• Written instruction
Gather each line of the records where "valid" appears.

* start *

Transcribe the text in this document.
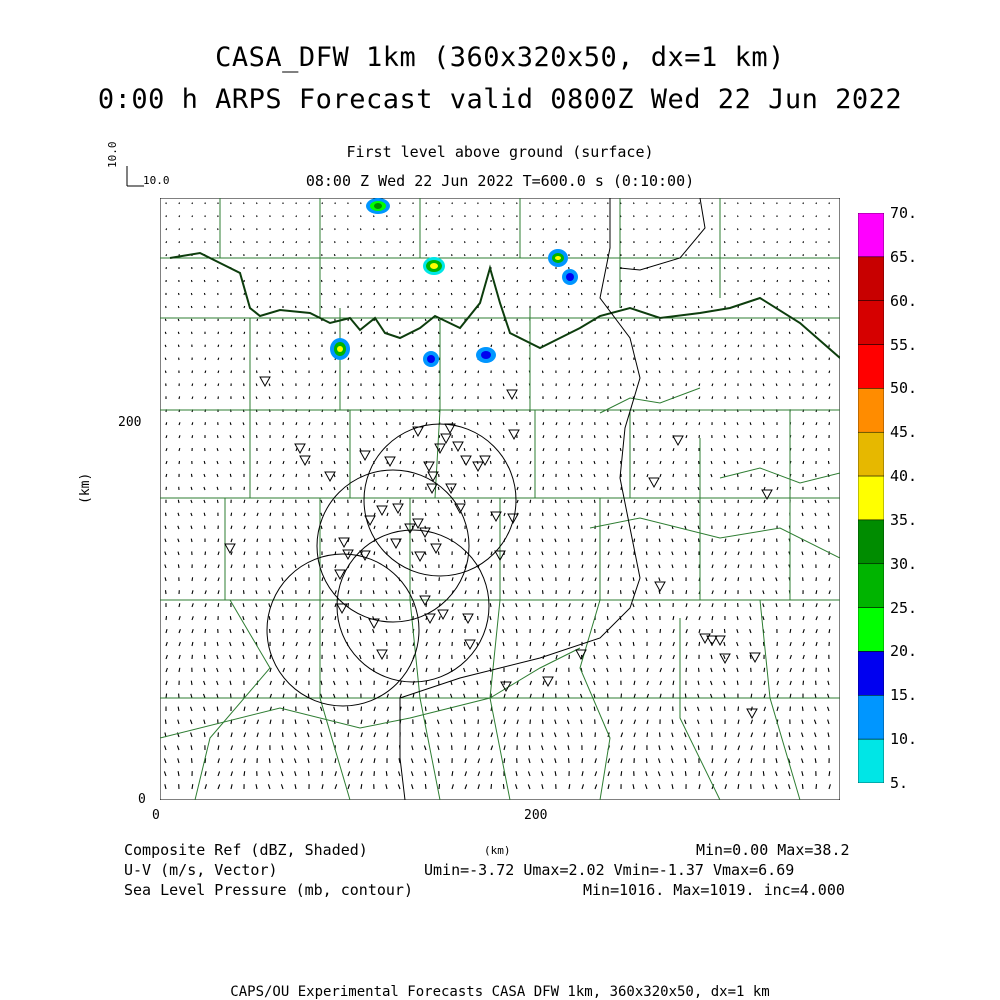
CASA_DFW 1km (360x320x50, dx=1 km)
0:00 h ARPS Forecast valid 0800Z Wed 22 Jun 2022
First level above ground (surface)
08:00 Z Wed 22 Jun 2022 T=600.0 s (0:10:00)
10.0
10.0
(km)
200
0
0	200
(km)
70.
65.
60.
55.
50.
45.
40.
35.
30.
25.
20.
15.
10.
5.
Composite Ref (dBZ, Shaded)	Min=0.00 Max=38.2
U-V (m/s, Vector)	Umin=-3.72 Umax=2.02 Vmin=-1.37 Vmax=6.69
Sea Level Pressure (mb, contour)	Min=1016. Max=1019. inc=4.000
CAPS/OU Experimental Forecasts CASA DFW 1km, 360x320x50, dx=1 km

* end *
* start *

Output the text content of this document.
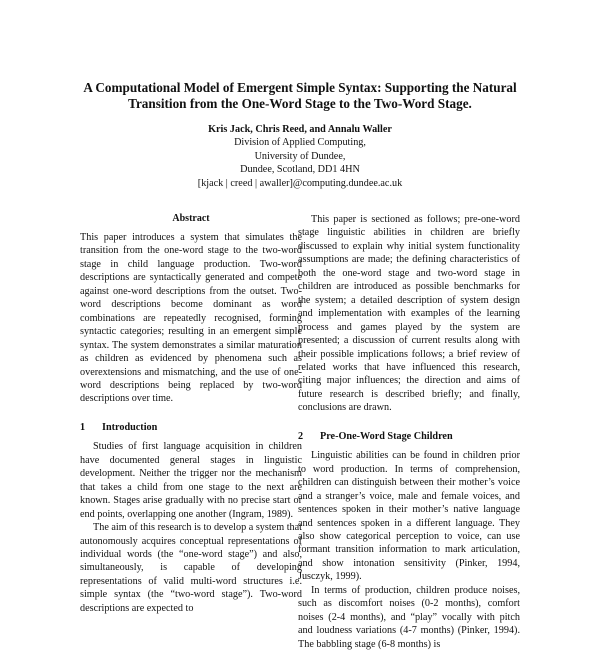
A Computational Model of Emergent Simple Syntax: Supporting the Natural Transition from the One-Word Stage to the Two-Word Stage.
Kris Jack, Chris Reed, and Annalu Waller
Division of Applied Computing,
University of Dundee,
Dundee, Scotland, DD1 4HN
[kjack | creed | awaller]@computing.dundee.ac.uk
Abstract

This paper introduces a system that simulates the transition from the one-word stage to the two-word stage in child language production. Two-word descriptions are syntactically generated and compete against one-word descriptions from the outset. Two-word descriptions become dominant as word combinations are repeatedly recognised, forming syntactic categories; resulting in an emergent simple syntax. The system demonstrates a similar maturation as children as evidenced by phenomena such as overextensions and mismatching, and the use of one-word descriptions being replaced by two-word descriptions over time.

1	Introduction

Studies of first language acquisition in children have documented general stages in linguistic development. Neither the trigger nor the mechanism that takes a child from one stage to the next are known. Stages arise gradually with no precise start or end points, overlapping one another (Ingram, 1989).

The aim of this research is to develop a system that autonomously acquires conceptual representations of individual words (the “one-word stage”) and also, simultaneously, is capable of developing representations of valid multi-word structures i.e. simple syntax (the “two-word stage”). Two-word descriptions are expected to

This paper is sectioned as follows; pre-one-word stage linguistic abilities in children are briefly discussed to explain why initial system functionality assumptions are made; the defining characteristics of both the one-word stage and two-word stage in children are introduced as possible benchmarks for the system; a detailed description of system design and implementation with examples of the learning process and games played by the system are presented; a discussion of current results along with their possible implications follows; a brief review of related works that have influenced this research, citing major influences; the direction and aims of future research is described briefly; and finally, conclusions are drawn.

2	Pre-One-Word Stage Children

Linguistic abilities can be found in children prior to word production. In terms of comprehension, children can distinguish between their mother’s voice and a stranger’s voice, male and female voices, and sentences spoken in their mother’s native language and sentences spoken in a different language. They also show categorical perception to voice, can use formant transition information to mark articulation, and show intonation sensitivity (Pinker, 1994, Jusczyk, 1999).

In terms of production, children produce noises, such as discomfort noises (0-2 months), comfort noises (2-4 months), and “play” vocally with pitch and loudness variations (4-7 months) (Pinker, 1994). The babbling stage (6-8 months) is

* end *

• Full response
0:00 h ARPS Forecast valid 0800Z Wed 22 Jun 2022
The aim of this research is to develop a system that autonomously acquires conceptual representations of individual words (the “one-word stage”) and also, simultaneously, is capable of developing representations of valid multi-word structures i.e. simple syntax (the “two-word stage”). Two-word descriptions are expected to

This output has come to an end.